▶ [TASK DIRECTIONS]: Print the entries below in their entirety, exactly as they are written.

(Dataset items)
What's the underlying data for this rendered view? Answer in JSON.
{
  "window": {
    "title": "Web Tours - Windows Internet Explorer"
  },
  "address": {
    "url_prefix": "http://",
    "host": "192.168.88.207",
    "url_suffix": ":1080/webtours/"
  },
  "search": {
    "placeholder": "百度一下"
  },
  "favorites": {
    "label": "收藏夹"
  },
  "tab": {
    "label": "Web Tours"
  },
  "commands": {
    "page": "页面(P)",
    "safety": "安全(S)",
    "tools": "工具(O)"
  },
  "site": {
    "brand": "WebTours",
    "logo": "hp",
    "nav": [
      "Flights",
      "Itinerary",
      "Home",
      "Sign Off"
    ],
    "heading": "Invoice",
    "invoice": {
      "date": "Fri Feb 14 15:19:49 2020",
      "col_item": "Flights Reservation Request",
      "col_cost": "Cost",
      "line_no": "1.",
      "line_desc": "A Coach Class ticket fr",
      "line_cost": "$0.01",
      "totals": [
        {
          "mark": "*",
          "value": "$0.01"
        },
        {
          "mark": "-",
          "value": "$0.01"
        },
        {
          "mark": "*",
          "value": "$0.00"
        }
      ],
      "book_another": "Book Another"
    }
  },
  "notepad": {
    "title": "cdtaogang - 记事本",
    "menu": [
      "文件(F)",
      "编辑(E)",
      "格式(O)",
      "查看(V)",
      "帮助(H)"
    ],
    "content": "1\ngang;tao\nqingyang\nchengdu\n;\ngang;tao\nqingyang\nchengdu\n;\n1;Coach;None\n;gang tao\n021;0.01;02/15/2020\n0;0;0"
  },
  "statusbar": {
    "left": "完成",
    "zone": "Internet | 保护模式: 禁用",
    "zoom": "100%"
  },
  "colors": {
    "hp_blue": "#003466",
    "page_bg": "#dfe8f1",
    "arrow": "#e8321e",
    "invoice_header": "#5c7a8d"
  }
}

▶ [RESPONSE FOR THIS EXERCISE]:
What's the underlying data for this rendered view? Answer in JSON.
{
  "window": {
    "title": "Web Tours - Windows Internet Explorer"
  },
  "address": {
    "url_prefix": "http://",
    "host": "192.168.88.207",
    "url_suffix": ":1080/webtours/"
  },
  "search": {
    "placeholder": "百度一下"
  },
  "favorites": {
    "label": "收藏夹"
  },
  "tab": {
    "label": "Web Tours"
  },
  "commands": {
    "page": "页面(P)",
    "safety": "安全(S)",
    "tools": "工具(O)"
  },
  "site": {
    "brand": "WebTours",
    "logo": "hp",
    "nav": [
      "Flights",
      "Itinerary",
      "Home",
      "Sign Off"
    ],
    "heading": "Invoice",
    "invoice": {
      "date": "Fri Feb 14 15:19:49 2020",
      "col_item": "Flights Reservation Request",
      "col_cost": "Cost",
      "line_no": "1.",
      "line_desc": "A Coach Class ticket fr",
      "line_cost": "$0.01",
      "totals": [
        {
          "mark": "*",
          "value": "$0.01"
        },
        {
          "mark": "-",
          "value": "$0.01"
        },
        {
          "mark": "*",
          "value": "$0.00"
        }
      ],
      "book_another": "Book Another"
    }
  },
  "notepad": {
    "title": "cdtaogang - 记事本",
    "menu": [
      "文件(F)",
      "编辑(E)",
      "格式(O)",
      "查看(V)",
      "帮助(H)"
    ],
    "content": "1\ngang;tao\nqingyang\nchengdu\n;\ngang;tao\nqingyang\nchengdu\n;\n1;Coach;None\n;gang tao\n021;0.01;02/15/2020\n0;0;0"
  },
  "statusbar": {
    "left": "完成",
    "zone": "Internet | 保护模式: 禁用",
    "zoom": "100%"
  },
  "colors": {
    "hp_blue": "#003466",
    "page_bg": "#dfe8f1",
    "arrow": "#e8321e",
    "invoice_header": "#5c7a8d"
  }
}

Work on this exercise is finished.